> Aim of the task:
Check each line of the listing below for the string "thuiswerkonderzoek", and copy the ones that have it.

>> START Rows

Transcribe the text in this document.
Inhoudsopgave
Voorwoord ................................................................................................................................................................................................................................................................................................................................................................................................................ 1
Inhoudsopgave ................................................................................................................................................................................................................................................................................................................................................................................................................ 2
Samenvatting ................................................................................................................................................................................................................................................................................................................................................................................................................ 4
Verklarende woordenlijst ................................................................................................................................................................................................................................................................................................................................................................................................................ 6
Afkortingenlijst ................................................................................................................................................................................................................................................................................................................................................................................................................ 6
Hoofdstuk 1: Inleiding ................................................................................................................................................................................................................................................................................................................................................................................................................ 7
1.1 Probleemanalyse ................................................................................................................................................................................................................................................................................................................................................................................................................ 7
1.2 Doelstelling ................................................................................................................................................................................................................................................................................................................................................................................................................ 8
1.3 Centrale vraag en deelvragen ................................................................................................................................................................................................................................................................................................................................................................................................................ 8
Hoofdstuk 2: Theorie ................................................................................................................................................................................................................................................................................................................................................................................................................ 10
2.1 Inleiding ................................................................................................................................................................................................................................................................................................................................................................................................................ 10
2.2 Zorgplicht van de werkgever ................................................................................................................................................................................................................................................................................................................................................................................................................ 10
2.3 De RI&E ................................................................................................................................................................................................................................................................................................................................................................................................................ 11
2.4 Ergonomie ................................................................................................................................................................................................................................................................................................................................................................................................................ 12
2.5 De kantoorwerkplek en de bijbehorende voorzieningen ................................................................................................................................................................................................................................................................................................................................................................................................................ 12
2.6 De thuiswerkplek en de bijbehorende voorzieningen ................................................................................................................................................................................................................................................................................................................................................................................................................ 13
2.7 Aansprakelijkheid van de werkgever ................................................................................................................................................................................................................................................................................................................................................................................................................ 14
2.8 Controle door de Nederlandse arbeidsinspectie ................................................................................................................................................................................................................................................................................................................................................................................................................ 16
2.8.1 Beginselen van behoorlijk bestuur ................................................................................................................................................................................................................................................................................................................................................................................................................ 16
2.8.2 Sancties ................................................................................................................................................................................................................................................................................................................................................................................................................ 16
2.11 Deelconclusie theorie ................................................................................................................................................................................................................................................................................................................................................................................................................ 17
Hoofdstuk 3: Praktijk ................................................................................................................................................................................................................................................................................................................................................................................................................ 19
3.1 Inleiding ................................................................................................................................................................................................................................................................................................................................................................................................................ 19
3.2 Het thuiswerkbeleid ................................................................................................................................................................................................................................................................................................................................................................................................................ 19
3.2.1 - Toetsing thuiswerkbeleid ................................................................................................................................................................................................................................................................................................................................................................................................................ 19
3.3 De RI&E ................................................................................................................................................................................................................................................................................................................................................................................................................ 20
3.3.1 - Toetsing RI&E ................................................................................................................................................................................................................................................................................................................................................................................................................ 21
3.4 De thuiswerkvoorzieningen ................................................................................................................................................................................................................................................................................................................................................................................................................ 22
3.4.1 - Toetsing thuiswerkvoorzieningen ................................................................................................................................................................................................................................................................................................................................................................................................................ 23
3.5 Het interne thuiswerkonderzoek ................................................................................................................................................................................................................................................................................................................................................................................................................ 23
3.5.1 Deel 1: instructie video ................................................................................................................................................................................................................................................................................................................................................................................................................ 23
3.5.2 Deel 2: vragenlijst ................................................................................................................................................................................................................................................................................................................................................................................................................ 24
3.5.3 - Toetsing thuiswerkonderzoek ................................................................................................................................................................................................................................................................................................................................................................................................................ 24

>> END Rows

> The result:
3.5 Het interne thuiswerkonderzoek ................................................................................................................................................................................................................................................................................................................................................................................................................ 23
3.5.3 - Toetsing thuiswerkonderzoek ................................................................................................................................................................................................................................................................................................................................................................................................................ 24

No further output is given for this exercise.